Entries from a page text dataset:
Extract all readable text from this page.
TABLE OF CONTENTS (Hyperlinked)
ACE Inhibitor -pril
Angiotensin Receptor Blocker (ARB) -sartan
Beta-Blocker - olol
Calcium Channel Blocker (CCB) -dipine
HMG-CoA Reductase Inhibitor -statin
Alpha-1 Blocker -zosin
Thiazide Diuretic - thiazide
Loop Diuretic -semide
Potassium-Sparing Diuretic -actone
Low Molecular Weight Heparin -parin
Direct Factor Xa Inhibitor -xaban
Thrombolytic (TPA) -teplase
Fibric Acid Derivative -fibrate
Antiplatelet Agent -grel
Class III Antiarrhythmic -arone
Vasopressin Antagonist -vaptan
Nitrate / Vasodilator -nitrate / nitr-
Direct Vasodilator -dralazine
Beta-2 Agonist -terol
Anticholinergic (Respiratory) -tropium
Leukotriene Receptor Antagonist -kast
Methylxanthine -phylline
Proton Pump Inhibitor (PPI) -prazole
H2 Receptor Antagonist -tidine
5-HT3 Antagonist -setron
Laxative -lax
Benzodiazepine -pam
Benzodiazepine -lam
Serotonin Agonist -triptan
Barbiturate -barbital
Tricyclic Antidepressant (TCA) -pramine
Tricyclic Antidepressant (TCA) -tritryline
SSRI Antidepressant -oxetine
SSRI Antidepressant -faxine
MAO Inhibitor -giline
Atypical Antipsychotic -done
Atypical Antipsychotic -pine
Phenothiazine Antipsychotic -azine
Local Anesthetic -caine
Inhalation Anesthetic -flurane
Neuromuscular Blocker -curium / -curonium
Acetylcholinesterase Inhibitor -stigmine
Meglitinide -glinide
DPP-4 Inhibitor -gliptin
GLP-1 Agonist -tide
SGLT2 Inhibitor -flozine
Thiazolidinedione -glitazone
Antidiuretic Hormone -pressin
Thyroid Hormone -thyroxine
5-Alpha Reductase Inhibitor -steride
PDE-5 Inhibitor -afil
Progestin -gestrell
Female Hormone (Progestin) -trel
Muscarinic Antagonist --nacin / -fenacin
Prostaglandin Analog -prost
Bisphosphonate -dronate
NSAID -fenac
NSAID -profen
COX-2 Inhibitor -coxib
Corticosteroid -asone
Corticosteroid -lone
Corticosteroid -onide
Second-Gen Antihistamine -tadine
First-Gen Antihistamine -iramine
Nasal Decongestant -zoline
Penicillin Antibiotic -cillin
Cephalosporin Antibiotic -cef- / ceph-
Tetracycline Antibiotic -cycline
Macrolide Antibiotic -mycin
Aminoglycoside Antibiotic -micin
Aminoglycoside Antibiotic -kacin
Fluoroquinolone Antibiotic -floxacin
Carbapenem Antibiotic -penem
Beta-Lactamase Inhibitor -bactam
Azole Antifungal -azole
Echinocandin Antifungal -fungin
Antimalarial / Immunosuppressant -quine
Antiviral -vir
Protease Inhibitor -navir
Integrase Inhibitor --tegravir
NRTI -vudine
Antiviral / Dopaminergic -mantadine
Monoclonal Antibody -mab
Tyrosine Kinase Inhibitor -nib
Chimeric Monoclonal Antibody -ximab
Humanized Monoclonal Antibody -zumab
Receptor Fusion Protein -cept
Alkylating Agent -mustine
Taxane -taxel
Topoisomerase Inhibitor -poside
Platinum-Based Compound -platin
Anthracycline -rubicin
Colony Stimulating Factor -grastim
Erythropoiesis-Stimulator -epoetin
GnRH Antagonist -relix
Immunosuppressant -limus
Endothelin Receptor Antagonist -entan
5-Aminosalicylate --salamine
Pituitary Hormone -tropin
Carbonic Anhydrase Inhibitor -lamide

### Problem to work on:
Go through the data above and copy each line that holds the word "Factor".

### Expected answer:
Direct Factor Xa Inhibitor -xaban
Colony Stimulating Factor -grastim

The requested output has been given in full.